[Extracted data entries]
╭──

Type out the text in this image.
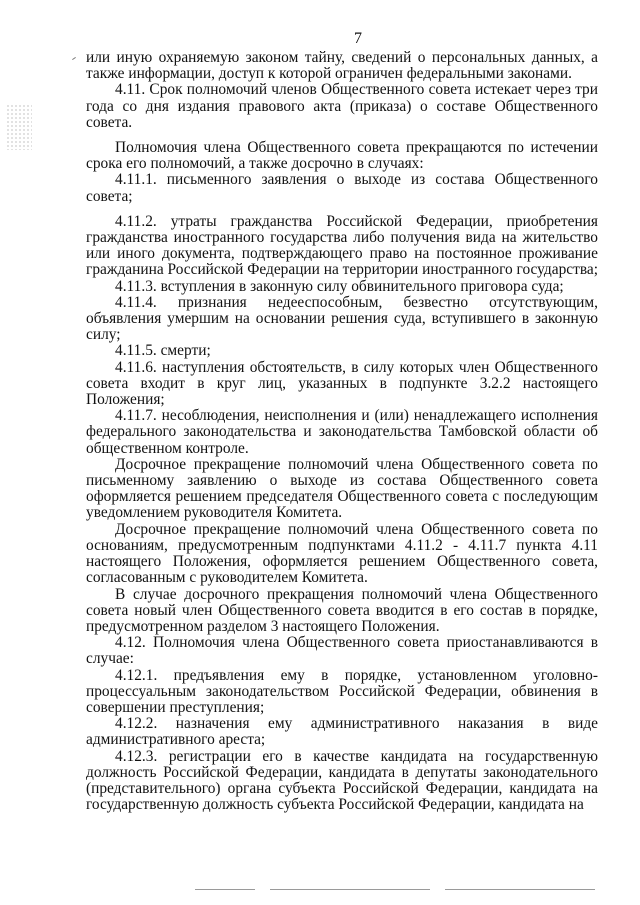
7

или иную охраняемую законом тайну, сведений о персональных данных, а также информации, доступ к которой ограничен федеральными законами.

4.11. Срок полномочий членов Общественного совета истекает через три года со дня издания правового акта (приказа) о составе Общественного совета.

Полномочия члена Общественного совета прекращаются по истечении срока его полномочий, а также досрочно в случаях:

4.11.1. письменного заявления о выходе из состава Общественного совета;

4.11.2. утраты гражданства Российской Федерации, приобретения гражданства иностранного государства либо получения вида на жительство или иного документа, подтверждающего право на постоянное проживание гражданина Российской Федерации на территории иностранного государства;

4.11.3. вступления в законную силу обвинительного приговора суда;

4.11.4. признания недееспособным, безвестно отсутствующим, объявления умершим на основании решения суда, вступившего в законную силу;

4.11.5. смерти;

4.11.6. наступления обстоятельств, в силу которых член Общественного совета входит в круг лиц, указанных в подпункте 3.2.2 настоящего Положения;

4.11.7. несоблюдения, неисполнения и (или) ненадлежащего исполнения федерального законодательства и законодательства Тамбовской области об общественном контроле.

Досрочное прекращение полномочий члена Общественного совета по письменному заявлению о выходе из состава Общественного совета оформляется решением председателя Общественного совета с последующим уведомлением руководителя Комитета.

Досрочное прекращение полномочий члена Общественного совета по основаниям, предусмотренным подпунктами 4.11.2 - 4.11.7 пункта 4.11 настоящего Положения, оформляется решением Общественного совета, согласованным с руководителем Комитета.

В случае досрочного прекращения полномочий члена Общественного совета новый член Общественного совета вводится в его состав в порядке, предусмотренном разделом 3 настоящего Положения.

4.12. Полномочия члена Общественного совета приостанавливаются в случае:

4.12.1. предъявления ему в порядке, установленном уголовно-процессуальным законодательством Российской Федерации, обвинения в совершении преступления;

4.12.2. назначения ему административного наказания в виде административного ареста;

4.12.3. регистрации его в качестве кандидата на государственную должность Российской Федерации, кандидата в депутаты законодательного (представительного) органа субъекта Российской Федерации, кандидата на государственную должность субъекта Российской Федерации, кандидата на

╰──

Problem: Without including any pictures, reproduce the listing exactly.

Finished answer:
Type out the text in this image.
7

или иную охраняемую законом тайну, сведений о персональных данных, а также информации, доступ к которой ограничен федеральными законами.

4.11. Срок полномочий членов Общественного совета истекает через три года со дня издания правового акта (приказа) о составе Общественного совета.

Полномочия члена Общественного совета прекращаются по истечении срока его полномочий, а также досрочно в случаях:

4.11.1. письменного заявления о выходе из состава Общественного совета;

4.11.2. утраты гражданства Российской Федерации, приобретения гражданства иностранного государства либо получения вида на жительство или иного документа, подтверждающего право на постоянное проживание гражданина Российской Федерации на территории иностранного государства;

4.11.3. вступления в законную силу обвинительного приговора суда;

4.11.4. признания недееспособным, безвестно отсутствующим, объявления умершим на основании решения суда, вступившего в законную силу;

4.11.5. смерти;

4.11.6. наступления обстоятельств, в силу которых член Общественного совета входит в круг лиц, указанных в подпункте 3.2.2 настоящего Положения;

4.11.7. несоблюдения, неисполнения и (или) ненадлежащего исполнения федерального законодательства и законодательства Тамбовской области об общественном контроле.

Досрочное прекращение полномочий члена Общественного совета по письменному заявлению о выходе из состава Общественного совета оформляется решением председателя Общественного совета с последующим уведомлением руководителя Комитета.

Досрочное прекращение полномочий члена Общественного совета по основаниям, предусмотренным подпунктами 4.11.2 - 4.11.7 пункта 4.11 настоящего Положения, оформляется решением Общественного совета, согласованным с руководителем Комитета.

В случае досрочного прекращения полномочий члена Общественного совета новый член Общественного совета вводится в его состав в порядке, предусмотренном разделом 3 настоящего Положения.

4.12. Полномочия члена Общественного совета приостанавливаются в случае:

4.12.1. предъявления ему в порядке, установленном уголовно-процессуальным законодательством Российской Федерации, обвинения в совершении преступления;

4.12.2. назначения ему административного наказания в виде административного ареста;

4.12.3. регистрации его в качестве кандидата на государственную должность Российской Федерации, кандидата в депутаты законодательного (представительного) органа субъекта Российской Федерации, кандидата на государственную должность субъекта Российской Федерации, кандидата на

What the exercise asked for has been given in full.